## [Problem to work on]
Write the listing below out again exactly, dropping the images.

## [Material for the task]
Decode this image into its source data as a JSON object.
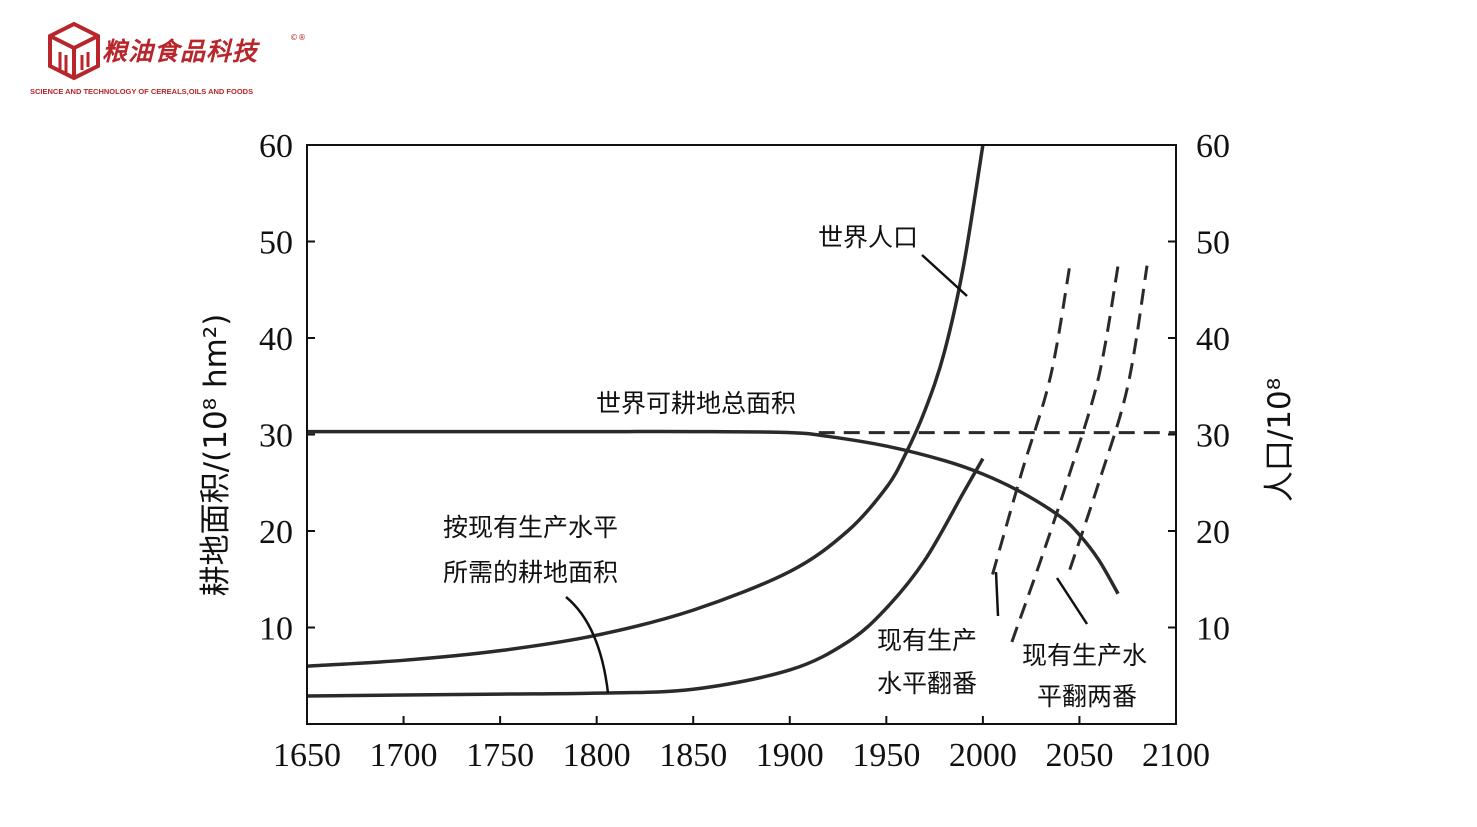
{
  "logo": {
    "name_cn": "粮油食品科技",
    "reg_mark": "©®",
    "name_en": "SCIENCE AND TECHNOLOGY OF CEREALS,OILS AND FOODS",
    "color": "#b8262b"
  },
  "chart_data": {
    "type": "line",
    "title": "",
    "xlabel": "",
    "ylabel_left": "耕地面积/(10⁸ hm²)",
    "ylabel_right": "人口/10⁸",
    "xlim": [
      1650,
      2100
    ],
    "ylim": [
      0,
      60
    ],
    "x_ticks": [
      "1650",
      "1700",
      "1750",
      "1800",
      "1850",
      "1900",
      "1950",
      "2000",
      "2050",
      "2100"
    ],
    "y_ticks_left": [
      "10",
      "20",
      "30",
      "40",
      "50",
      "60"
    ],
    "y_ticks_right": [
      "10",
      "20",
      "30",
      "40",
      "50",
      "60"
    ],
    "series": [
      {
        "label": "世界人口",
        "style": "solid",
        "x": [
          1650,
          1700,
          1750,
          1800,
          1850,
          1900,
          1930,
          1950,
          1960,
          1970,
          1980,
          1990,
          2000
        ],
        "y": [
          6.0,
          6.6,
          7.6,
          9.2,
          11.8,
          15.8,
          20.0,
          24.5,
          28.0,
          32.5,
          38.5,
          47.5,
          60.0
        ]
      },
      {
        "label": "世界可耕地总面积",
        "style": "solid",
        "x": [
          1650,
          1700,
          1750,
          1800,
          1850,
          1900,
          1920,
          1950,
          1980,
          2000,
          2020,
          2040,
          2050,
          2060,
          2070
        ],
        "y": [
          30.3,
          30.3,
          30.3,
          30.3,
          30.3,
          30.2,
          29.8,
          28.8,
          27.3,
          25.9,
          24.0,
          21.5,
          19.6,
          17.0,
          13.5
        ]
      },
      {
        "label": "世界可耕地总面积",
        "style": "dashed",
        "x": [
          1915,
          2100
        ],
        "y": [
          30.2,
          30.2
        ]
      },
      {
        "label": "按现有生产水平所需的耕地面积",
        "style": "solid",
        "x": [
          1650,
          1700,
          1750,
          1800,
          1850,
          1900,
          1930,
          1950,
          1970,
          1990,
          2000
        ],
        "y": [
          2.9,
          3.0,
          3.1,
          3.2,
          3.6,
          5.6,
          8.5,
          12.0,
          17.0,
          24.0,
          27.5
        ]
      },
      {
        "label": "现有生产水平翻番",
        "style": "dashed",
        "x": [
          2005,
          2020,
          2035,
          2045
        ],
        "y": [
          15.5,
          26.0,
          36.0,
          47.5
        ]
      },
      {
        "label": "现有生产水平翻两番",
        "style": "dashed",
        "x": [
          2015,
          2030,
          2045,
          2060,
          2070
        ],
        "y": [
          8.5,
          17.0,
          26.0,
          36.0,
          47.5
        ]
      },
      {
        "label": "现有生产水平翻两番",
        "style": "dashed",
        "x": [
          2045,
          2060,
          2075,
          2085
        ],
        "y": [
          16.0,
          25.0,
          35.0,
          47.5
        ]
      }
    ],
    "annotations": [
      {
        "text": "世界人口"
      },
      {
        "text": "世界可耕地总面积"
      },
      {
        "line1": "按现有生产水平",
        "line2": "所需的耕地面积"
      },
      {
        "line1": "现有生产",
        "line2": "水平翻番"
      },
      {
        "line1": "现有生产水",
        "line2": "平翻两番"
      }
    ]
  }
}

## [Correct result]
Decode this image into its source data as a JSON object.
{
  "logo": {
    "name_cn": "粮油食品科技",
    "reg_mark": "©®",
    "name_en": "SCIENCE AND TECHNOLOGY OF CEREALS,OILS AND FOODS",
    "color": "#b8262b"
  },
  "chart_data": {
    "type": "line",
    "title": "",
    "xlabel": "",
    "ylabel_left": "耕地面积/(10⁸ hm²)",
    "ylabel_right": "人口/10⁸",
    "xlim": [
      1650,
      2100
    ],
    "ylim": [
      0,
      60
    ],
    "x_ticks": [
      "1650",
      "1700",
      "1750",
      "1800",
      "1850",
      "1900",
      "1950",
      "2000",
      "2050",
      "2100"
    ],
    "y_ticks_left": [
      "10",
      "20",
      "30",
      "40",
      "50",
      "60"
    ],
    "y_ticks_right": [
      "10",
      "20",
      "30",
      "40",
      "50",
      "60"
    ],
    "series": [
      {
        "label": "世界人口",
        "style": "solid",
        "x": [
          1650,
          1700,
          1750,
          1800,
          1850,
          1900,
          1930,
          1950,
          1960,
          1970,
          1980,
          1990,
          2000
        ],
        "y": [
          6.0,
          6.6,
          7.6,
          9.2,
          11.8,
          15.8,
          20.0,
          24.5,
          28.0,
          32.5,
          38.5,
          47.5,
          60.0
        ]
      },
      {
        "label": "世界可耕地总面积",
        "style": "solid",
        "x": [
          1650,
          1700,
          1750,
          1800,
          1850,
          1900,
          1920,
          1950,
          1980,
          2000,
          2020,
          2040,
          2050,
          2060,
          2070
        ],
        "y": [
          30.3,
          30.3,
          30.3,
          30.3,
          30.3,
          30.2,
          29.8,
          28.8,
          27.3,
          25.9,
          24.0,
          21.5,
          19.6,
          17.0,
          13.5
        ]
      },
      {
        "label": "世界可耕地总面积",
        "style": "dashed",
        "x": [
          1915,
          2100
        ],
        "y": [
          30.2,
          30.2
        ]
      },
      {
        "label": "按现有生产水平所需的耕地面积",
        "style": "solid",
        "x": [
          1650,
          1700,
          1750,
          1800,
          1850,
          1900,
          1930,
          1950,
          1970,
          1990,
          2000
        ],
        "y": [
          2.9,
          3.0,
          3.1,
          3.2,
          3.6,
          5.6,
          8.5,
          12.0,
          17.0,
          24.0,
          27.5
        ]
      },
      {
        "label": "现有生产水平翻番",
        "style": "dashed",
        "x": [
          2005,
          2020,
          2035,
          2045
        ],
        "y": [
          15.5,
          26.0,
          36.0,
          47.5
        ]
      },
      {
        "label": "现有生产水平翻两番",
        "style": "dashed",
        "x": [
          2015,
          2030,
          2045,
          2060,
          2070
        ],
        "y": [
          8.5,
          17.0,
          26.0,
          36.0,
          47.5
        ]
      },
      {
        "label": "现有生产水平翻两番",
        "style": "dashed",
        "x": [
          2045,
          2060,
          2075,
          2085
        ],
        "y": [
          16.0,
          25.0,
          35.0,
          47.5
        ]
      }
    ],
    "annotations": [
      {
        "text": "世界人口"
      },
      {
        "text": "世界可耕地总面积"
      },
      {
        "line1": "按现有生产水平",
        "line2": "所需的耕地面积"
      },
      {
        "line1": "现有生产",
        "line2": "水平翻番"
      },
      {
        "line1": "现有生产水",
        "line2": "平翻两番"
      }
    ]
  }
}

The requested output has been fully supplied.